Spatial layout records:
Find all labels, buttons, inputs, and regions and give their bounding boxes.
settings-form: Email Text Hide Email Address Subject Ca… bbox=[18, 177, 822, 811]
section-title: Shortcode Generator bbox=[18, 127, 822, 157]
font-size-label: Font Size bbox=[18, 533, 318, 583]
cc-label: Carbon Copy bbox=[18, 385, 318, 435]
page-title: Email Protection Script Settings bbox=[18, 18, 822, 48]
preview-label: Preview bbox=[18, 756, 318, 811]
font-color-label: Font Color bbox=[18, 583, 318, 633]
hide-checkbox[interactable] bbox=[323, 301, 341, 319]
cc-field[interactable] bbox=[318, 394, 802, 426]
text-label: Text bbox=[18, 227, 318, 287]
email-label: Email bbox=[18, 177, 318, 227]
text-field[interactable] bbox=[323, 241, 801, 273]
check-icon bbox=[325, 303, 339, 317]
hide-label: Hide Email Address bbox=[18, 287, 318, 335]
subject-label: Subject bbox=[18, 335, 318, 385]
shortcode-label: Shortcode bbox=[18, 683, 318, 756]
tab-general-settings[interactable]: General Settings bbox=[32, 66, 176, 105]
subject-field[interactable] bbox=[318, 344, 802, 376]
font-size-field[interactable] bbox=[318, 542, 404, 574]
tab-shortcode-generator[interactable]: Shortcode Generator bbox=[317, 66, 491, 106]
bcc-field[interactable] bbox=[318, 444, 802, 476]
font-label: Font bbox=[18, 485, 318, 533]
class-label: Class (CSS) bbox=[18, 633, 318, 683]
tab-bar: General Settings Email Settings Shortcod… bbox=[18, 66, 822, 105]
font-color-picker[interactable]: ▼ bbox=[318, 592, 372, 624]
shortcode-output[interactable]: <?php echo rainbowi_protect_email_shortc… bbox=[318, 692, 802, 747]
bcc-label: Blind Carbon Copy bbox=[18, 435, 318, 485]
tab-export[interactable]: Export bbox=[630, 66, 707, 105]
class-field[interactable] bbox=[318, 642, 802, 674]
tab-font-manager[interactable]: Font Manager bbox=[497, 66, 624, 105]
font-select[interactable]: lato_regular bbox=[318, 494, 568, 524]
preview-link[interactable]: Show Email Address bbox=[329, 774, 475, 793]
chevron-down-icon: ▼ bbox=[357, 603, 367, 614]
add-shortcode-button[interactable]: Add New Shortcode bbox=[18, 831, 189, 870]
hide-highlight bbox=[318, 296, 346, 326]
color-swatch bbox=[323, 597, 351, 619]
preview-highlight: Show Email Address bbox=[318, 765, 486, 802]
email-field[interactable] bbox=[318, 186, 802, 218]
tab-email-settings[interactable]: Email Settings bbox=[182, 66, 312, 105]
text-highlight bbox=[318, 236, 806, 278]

TASK DETAILS: Reproduce every line of the records above without altering anything.

IN RESPONSE:
Find all labels, buttons, inputs, and regions and give their bounding boxes.
settings-form: Email Text Hide Email Address Subject Ca… bbox=[18, 177, 822, 811]
section-title: Shortcode Generator bbox=[18, 127, 822, 157]
font-size-label: Font Size bbox=[18, 533, 318, 583]
cc-label: Carbon Copy bbox=[18, 385, 318, 435]
page-title: Email Protection Script Settings bbox=[18, 18, 822, 48]
preview-label: Preview bbox=[18, 756, 318, 811]
font-color-label: Font Color bbox=[18, 583, 318, 633]
hide-checkbox[interactable] bbox=[323, 301, 341, 319]
cc-field[interactable] bbox=[318, 394, 802, 426]
text-label: Text bbox=[18, 227, 318, 287]
email-label: Email bbox=[18, 177, 318, 227]
text-field[interactable] bbox=[323, 241, 801, 273]
check-icon bbox=[325, 303, 339, 317]
hide-label: Hide Email Address bbox=[18, 287, 318, 335]
subject-label: Subject bbox=[18, 335, 318, 385]
shortcode-label: Shortcode bbox=[18, 683, 318, 756]
tab-general-settings[interactable]: General Settings bbox=[32, 66, 176, 105]
subject-field[interactable] bbox=[318, 344, 802, 376]
font-size-field[interactable] bbox=[318, 542, 404, 574]
tab-shortcode-generator[interactable]: Shortcode Generator bbox=[317, 66, 491, 106]
bcc-field[interactable] bbox=[318, 444, 802, 476]
font-label: Font bbox=[18, 485, 318, 533]
class-label: Class (CSS) bbox=[18, 633, 318, 683]
tab-bar: General Settings Email Settings Shortcod… bbox=[18, 66, 822, 105]
font-color-picker[interactable]: ▼ bbox=[318, 592, 372, 624]
shortcode-output[interactable]: <?php echo rainbowi_protect_email_shortc… bbox=[318, 692, 802, 747]
bcc-label: Blind Carbon Copy bbox=[18, 435, 318, 485]
tab-export[interactable]: Export bbox=[630, 66, 707, 105]
class-field[interactable] bbox=[318, 642, 802, 674]
tab-font-manager[interactable]: Font Manager bbox=[497, 66, 624, 105]
font-select[interactable]: lato_regular bbox=[318, 494, 568, 524]
preview-link[interactable]: Show Email Address bbox=[329, 774, 475, 793]
chevron-down-icon: ▼ bbox=[357, 603, 367, 614]
add-shortcode-button[interactable]: Add New Shortcode bbox=[18, 831, 189, 870]
hide-highlight bbox=[318, 296, 346, 326]
color-swatch bbox=[323, 597, 351, 619]
preview-highlight: Show Email Address bbox=[318, 765, 486, 802]
email-field[interactable] bbox=[318, 186, 802, 218]
tab-email-settings[interactable]: Email Settings bbox=[182, 66, 312, 105]
text-highlight bbox=[318, 236, 806, 278]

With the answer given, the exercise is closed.